[start of SUPPLIED ENTRIES]

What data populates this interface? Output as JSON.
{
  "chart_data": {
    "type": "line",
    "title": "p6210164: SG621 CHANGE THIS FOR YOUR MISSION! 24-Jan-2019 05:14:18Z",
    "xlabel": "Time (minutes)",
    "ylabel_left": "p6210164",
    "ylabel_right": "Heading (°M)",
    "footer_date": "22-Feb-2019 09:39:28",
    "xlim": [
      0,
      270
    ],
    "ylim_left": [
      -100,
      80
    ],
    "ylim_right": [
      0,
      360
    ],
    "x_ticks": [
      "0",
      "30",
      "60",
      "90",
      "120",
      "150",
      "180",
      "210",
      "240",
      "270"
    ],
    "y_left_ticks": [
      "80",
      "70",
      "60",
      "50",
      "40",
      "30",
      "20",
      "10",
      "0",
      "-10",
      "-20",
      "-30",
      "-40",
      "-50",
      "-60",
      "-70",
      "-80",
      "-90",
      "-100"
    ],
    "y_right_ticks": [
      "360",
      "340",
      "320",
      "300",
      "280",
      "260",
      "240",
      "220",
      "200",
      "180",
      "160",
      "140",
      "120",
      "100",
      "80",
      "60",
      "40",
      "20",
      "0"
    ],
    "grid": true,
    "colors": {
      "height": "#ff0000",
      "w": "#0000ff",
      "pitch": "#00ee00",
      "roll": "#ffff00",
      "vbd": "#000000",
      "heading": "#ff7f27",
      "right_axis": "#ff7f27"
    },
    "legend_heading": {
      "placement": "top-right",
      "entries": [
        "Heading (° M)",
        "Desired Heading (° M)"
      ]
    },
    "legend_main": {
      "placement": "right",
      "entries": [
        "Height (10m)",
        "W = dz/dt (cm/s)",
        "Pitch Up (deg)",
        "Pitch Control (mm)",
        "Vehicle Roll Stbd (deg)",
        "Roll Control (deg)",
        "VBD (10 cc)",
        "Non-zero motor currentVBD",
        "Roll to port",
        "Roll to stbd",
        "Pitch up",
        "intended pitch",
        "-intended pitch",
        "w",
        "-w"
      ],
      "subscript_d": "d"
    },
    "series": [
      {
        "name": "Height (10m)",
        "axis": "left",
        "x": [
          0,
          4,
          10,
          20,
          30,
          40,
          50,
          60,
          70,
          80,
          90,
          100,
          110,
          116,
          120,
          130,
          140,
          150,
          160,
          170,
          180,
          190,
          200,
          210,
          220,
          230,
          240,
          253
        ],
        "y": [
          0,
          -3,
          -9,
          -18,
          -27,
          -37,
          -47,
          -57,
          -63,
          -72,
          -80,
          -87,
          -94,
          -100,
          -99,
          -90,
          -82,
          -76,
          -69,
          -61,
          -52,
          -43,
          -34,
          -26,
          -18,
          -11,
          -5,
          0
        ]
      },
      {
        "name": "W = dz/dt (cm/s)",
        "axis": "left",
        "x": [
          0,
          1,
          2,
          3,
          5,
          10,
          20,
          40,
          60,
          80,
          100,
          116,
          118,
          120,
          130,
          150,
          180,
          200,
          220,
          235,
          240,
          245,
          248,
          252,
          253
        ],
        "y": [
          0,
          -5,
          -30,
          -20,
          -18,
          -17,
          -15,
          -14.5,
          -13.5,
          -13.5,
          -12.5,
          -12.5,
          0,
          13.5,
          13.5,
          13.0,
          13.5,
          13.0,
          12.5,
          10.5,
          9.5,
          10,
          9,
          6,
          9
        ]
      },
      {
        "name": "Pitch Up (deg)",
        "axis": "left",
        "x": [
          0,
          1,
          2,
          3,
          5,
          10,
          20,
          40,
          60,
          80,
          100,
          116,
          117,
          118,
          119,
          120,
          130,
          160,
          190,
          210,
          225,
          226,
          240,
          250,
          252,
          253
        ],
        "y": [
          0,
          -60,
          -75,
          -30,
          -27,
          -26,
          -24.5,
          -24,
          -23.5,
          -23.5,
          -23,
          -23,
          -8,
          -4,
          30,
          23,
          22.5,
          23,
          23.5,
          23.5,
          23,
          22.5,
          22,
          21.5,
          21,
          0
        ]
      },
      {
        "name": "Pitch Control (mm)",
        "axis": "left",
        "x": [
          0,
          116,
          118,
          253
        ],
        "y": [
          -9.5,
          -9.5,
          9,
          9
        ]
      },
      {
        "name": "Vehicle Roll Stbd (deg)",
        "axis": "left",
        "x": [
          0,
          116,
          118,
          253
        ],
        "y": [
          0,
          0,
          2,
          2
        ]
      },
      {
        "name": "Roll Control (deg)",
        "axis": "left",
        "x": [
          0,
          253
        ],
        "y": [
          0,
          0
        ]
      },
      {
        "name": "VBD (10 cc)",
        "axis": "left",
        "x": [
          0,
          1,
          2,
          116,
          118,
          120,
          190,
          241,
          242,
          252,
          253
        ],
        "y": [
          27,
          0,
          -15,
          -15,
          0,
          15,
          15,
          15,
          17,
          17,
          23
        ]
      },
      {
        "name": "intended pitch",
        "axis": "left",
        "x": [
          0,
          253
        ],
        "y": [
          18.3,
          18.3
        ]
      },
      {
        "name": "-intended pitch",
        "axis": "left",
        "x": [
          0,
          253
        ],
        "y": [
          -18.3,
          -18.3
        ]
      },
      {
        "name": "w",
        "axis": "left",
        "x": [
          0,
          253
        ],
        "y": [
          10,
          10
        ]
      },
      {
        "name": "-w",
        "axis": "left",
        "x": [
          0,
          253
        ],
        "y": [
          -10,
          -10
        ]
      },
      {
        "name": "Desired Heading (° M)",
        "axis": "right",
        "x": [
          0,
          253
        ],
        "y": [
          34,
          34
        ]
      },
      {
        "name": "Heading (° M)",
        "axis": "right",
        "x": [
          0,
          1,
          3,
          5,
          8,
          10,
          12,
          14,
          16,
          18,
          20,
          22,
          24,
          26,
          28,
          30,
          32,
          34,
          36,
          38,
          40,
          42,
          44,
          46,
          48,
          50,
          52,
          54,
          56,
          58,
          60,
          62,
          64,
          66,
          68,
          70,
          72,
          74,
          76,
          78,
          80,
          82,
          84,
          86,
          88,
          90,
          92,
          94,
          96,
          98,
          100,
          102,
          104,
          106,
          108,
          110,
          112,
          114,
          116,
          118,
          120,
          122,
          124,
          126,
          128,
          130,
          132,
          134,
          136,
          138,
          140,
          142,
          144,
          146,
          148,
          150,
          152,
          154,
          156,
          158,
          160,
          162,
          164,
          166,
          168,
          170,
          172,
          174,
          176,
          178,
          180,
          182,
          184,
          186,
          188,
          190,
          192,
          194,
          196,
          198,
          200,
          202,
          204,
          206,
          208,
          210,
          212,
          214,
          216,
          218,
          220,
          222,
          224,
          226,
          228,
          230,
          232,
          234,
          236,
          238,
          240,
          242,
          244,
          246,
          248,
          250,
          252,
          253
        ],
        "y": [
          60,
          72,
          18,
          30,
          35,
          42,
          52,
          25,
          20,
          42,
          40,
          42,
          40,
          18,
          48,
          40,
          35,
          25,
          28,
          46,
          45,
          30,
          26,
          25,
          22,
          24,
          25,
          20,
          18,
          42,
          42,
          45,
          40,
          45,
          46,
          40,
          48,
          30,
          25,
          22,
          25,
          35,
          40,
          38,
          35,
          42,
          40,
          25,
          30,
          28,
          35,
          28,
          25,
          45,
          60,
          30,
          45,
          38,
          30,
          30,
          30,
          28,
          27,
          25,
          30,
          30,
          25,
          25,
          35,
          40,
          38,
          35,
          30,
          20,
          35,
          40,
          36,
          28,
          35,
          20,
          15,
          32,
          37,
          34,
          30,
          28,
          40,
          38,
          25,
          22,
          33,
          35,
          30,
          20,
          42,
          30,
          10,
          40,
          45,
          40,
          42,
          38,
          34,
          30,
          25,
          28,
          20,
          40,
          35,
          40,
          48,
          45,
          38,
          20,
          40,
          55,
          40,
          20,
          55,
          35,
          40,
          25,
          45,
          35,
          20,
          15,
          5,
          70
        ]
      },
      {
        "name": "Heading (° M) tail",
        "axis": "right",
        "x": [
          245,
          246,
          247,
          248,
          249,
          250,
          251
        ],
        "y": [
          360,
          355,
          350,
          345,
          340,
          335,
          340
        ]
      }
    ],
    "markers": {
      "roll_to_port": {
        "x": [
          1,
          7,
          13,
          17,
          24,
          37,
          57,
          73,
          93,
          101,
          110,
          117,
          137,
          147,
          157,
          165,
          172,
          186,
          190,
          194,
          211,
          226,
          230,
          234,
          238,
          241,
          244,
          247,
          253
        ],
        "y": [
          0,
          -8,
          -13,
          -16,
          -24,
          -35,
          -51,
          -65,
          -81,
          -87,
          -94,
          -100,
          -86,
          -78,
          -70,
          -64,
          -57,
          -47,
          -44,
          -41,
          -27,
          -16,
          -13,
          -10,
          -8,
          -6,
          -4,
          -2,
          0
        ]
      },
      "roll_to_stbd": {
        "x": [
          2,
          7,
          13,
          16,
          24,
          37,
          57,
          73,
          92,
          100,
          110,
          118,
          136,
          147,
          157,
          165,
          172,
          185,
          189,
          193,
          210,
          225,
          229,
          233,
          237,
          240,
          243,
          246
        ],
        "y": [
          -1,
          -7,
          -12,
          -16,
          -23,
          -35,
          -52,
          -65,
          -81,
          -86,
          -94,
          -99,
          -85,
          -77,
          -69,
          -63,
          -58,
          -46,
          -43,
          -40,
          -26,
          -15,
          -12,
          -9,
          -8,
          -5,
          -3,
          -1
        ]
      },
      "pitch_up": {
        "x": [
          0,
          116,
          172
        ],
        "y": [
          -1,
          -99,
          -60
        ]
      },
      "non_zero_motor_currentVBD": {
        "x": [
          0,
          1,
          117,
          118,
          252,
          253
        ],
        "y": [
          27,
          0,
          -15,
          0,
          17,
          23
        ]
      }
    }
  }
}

[end of SUPPLIED ENTRIES]

REQUIREMENTS »
Check each line of the entries for the string "Control". Copy the lines that have it.

PROBLEM SOLUTION »
        "Pitch Control (mm)",
        "Roll Control (deg)",
        "name": "Pitch Control (mm)",
        "name": "Roll Control (deg)",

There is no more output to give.